Quote every line below exactly as it reads.

________________

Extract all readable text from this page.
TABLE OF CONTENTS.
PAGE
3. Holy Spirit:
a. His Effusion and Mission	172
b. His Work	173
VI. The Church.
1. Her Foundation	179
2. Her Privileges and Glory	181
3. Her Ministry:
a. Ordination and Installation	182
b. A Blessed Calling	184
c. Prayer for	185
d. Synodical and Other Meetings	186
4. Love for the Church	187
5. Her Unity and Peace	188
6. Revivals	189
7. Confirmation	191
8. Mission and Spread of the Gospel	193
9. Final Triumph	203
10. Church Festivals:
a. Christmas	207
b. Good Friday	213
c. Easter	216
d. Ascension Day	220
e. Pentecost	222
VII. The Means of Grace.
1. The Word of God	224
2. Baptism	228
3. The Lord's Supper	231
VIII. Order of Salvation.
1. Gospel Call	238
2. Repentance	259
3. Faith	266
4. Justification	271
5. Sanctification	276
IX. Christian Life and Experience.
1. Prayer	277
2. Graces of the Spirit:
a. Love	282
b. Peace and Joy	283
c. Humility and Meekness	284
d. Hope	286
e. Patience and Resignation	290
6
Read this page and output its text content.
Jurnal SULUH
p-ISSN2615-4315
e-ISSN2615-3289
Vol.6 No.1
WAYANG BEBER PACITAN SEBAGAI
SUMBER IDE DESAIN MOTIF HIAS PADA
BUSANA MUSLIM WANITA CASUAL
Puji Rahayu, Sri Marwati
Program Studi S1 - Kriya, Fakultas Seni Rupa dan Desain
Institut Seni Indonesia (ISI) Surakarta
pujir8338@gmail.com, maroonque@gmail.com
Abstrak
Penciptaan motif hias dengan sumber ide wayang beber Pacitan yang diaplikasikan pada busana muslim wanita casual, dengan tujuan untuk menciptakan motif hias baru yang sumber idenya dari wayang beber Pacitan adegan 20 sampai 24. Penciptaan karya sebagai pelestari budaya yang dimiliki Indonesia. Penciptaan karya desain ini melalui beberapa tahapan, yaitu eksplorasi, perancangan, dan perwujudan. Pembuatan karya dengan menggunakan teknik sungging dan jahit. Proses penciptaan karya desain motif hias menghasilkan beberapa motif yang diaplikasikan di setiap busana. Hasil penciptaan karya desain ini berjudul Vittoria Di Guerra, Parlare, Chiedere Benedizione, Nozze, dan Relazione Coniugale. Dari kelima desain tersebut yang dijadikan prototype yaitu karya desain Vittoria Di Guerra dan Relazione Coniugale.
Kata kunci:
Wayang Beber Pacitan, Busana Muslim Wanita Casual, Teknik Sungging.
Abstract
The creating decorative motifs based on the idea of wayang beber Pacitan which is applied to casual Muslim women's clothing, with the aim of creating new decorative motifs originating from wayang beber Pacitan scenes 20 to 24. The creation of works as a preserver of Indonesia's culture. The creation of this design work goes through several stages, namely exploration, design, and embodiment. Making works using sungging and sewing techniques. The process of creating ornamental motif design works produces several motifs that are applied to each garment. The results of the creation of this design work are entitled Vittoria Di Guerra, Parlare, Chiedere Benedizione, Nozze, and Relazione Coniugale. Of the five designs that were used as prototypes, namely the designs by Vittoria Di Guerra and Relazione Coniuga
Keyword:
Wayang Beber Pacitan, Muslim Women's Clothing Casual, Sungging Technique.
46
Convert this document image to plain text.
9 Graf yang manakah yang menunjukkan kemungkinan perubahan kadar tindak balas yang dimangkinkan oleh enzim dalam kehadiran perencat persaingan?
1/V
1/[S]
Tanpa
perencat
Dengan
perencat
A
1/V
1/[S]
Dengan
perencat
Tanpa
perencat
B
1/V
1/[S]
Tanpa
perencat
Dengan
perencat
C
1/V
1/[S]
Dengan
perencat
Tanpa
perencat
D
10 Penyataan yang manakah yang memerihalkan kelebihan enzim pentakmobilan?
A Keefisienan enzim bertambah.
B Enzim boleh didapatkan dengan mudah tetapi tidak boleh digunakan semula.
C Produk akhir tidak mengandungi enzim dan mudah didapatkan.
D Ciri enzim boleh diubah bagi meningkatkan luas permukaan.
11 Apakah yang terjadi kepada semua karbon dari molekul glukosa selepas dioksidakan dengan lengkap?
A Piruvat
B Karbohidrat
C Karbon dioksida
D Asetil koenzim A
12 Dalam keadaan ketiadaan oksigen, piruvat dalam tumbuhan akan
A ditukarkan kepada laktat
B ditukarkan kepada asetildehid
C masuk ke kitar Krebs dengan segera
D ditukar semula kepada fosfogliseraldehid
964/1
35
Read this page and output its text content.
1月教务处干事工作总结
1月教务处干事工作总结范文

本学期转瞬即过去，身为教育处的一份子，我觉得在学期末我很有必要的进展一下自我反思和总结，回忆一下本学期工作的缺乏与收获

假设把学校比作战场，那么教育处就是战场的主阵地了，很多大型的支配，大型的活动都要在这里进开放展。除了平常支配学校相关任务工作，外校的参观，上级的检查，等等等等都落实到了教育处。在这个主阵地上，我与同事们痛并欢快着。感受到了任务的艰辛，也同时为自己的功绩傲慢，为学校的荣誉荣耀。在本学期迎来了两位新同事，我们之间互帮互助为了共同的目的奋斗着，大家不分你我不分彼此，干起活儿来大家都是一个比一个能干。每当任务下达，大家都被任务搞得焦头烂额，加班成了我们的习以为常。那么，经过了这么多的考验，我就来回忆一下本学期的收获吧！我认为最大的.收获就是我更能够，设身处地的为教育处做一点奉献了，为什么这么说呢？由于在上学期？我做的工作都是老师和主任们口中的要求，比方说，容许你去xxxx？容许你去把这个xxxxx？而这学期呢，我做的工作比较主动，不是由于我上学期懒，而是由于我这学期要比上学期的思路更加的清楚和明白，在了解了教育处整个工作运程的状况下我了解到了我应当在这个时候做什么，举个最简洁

________________

EXPECTED ANSWER:
Extract all readable text from this page.
TABLE OF CONTENTS.
PAGE
3. Holy Spirit:
a. His Effusion and Mission	172
b. His Work	173
VI. The Church.
1. Her Foundation	179
2. Her Privileges and Glory	181
3. Her Ministry:
a. Ordination and Installation	182
b. A Blessed Calling	184
c. Prayer for	185
d. Synodical and Other Meetings	186
4. Love for the Church	187
5. Her Unity and Peace	188
6. Revivals	189
7. Confirmation	191
8. Mission and Spread of the Gospel	193
9. Final Triumph	203
10. Church Festivals:
a. Christmas	207
b. Good Friday	213
c. Easter	216
d. Ascension Day	220
e. Pentecost	222
VII. The Means of Grace.
1. The Word of God	224
2. Baptism	228
3. The Lord's Supper	231
VIII. Order of Salvation.
1. Gospel Call	238
2. Repentance	259
3. Faith	266
4. Justification	271
5. Sanctification	276
IX. Christian Life and Experience.
1. Prayer	277
2. Graces of the Spirit:
a. Love	282
b. Peace and Joy	283
c. Humility and Meekness	284
d. Hope	286
e. Patience and Resignation	290
6
Read this page and output its text content.
Jurnal SULUH
p-ISSN2615-4315
e-ISSN2615-3289
Vol.6 No.1
WAYANG BEBER PACITAN SEBAGAI
SUMBER IDE DESAIN MOTIF HIAS PADA
BUSANA MUSLIM WANITA CASUAL
Puji Rahayu, Sri Marwati
Program Studi S1 - Kriya, Fakultas Seni Rupa dan Desain
Institut Seni Indonesia (ISI) Surakarta
pujir8338@gmail.com, maroonque@gmail.com
Abstrak
Penciptaan motif hias dengan sumber ide wayang beber Pacitan yang diaplikasikan pada busana muslim wanita casual, dengan tujuan untuk menciptakan motif hias baru yang sumber idenya dari wayang beber Pacitan adegan 20 sampai 24. Penciptaan karya sebagai pelestari budaya yang dimiliki Indonesia. Penciptaan karya desain ini melalui beberapa tahapan, yaitu eksplorasi, perancangan, dan perwujudan. Pembuatan karya dengan menggunakan teknik sungging dan jahit. Proses penciptaan karya desain motif hias menghasilkan beberapa motif yang diaplikasikan di setiap busana. Hasil penciptaan karya desain ini berjudul Vittoria Di Guerra, Parlare, Chiedere Benedizione, Nozze, dan Relazione Coniugale. Dari kelima desain tersebut yang dijadikan prototype yaitu karya desain Vittoria Di Guerra dan Relazione Coniugale.
Kata kunci:
Wayang Beber Pacitan, Busana Muslim Wanita Casual, Teknik Sungging.
Abstract
The creating decorative motifs based on the idea of wayang beber Pacitan which is applied to casual Muslim women's clothing, with the aim of creating new decorative motifs originating from wayang beber Pacitan scenes 20 to 24. The creation of works as a preserver of Indonesia's culture. The creation of this design work goes through several stages, namely exploration, design, and embodiment. Making works using sungging and sewing techniques. The process of creating ornamental motif design works produces several motifs that are applied to each garment. The results of the creation of this design work are entitled Vittoria Di Guerra, Parlare, Chiedere Benedizione, Nozze, and Relazione Coniugale. Of the five designs that were used as prototypes, namely the designs by Vittoria Di Guerra and Relazione Coniuga
Keyword:
Wayang Beber Pacitan, Muslim Women's Clothing Casual, Sungging Technique.
46
Convert this document image to plain text.
9 Graf yang manakah yang menunjukkan kemungkinan perubahan kadar tindak balas yang dimangkinkan oleh enzim dalam kehadiran perencat persaingan?
1/V
1/[S]
Tanpa
perencat
Dengan
perencat
A
1/V
1/[S]
Dengan
perencat
Tanpa
perencat
B
1/V
1/[S]
Tanpa
perencat
Dengan
perencat
C
1/V
1/[S]
Dengan
perencat
Tanpa
perencat
D
10 Penyataan yang manakah yang memerihalkan kelebihan enzim pentakmobilan?
A Keefisienan enzim bertambah.
B Enzim boleh didapatkan dengan mudah tetapi tidak boleh digunakan semula.
C Produk akhir tidak mengandungi enzim dan mudah didapatkan.
D Ciri enzim boleh diubah bagi meningkatkan luas permukaan.
11 Apakah yang terjadi kepada semua karbon dari molekul glukosa selepas dioksidakan dengan lengkap?
A Piruvat
B Karbohidrat
C Karbon dioksida
D Asetil koenzim A
12 Dalam keadaan ketiadaan oksigen, piruvat dalam tumbuhan akan
A ditukarkan kepada laktat
B ditukarkan kepada asetildehid
C masuk ke kitar Krebs dengan segera
D ditukar semula kepada fosfogliseraldehid
964/1
35
Read this page and output its text content.
1月教务处干事工作总结
1月教务处干事工作总结范文

本学期转瞬即过去，身为教育处的一份子，我觉得在学期末我很有必要的进展一下自我反思和总结，回忆一下本学期工作的缺乏与收获

假设把学校比作战场，那么教育处就是战场的主阵地了，很多大型的支配，大型的活动都要在这里进开放展。除了平常支配学校相关任务工作，外校的参观，上级的检查，等等等等都落实到了教育处。在这个主阵地上，我与同事们痛并欢快着。感受到了任务的艰辛，也同时为自己的功绩傲慢，为学校的荣誉荣耀。在本学期迎来了两位新同事，我们之间互帮互助为了共同的目的奋斗着，大家不分你我不分彼此，干起活儿来大家都是一个比一个能干。每当任务下达，大家都被任务搞得焦头烂额，加班成了我们的习以为常。那么，经过了这么多的考验，我就来回忆一下本学期的收获吧！我认为最大的.收获就是我更能够，设身处地的为教育处做一点奉献了，为什么这么说呢？由于在上学期？我做的工作都是老师和主任们口中的要求，比方说，容许你去xxxx？容许你去把这个xxxxx？而这学期呢，我做的工作比较主动，不是由于我上学期懒，而是由于我这学期要比上学期的思路更加的清楚和明白，在了解了教育处整个工作运程的状况下我了解到了我应当在这个时候做什么，举个最简洁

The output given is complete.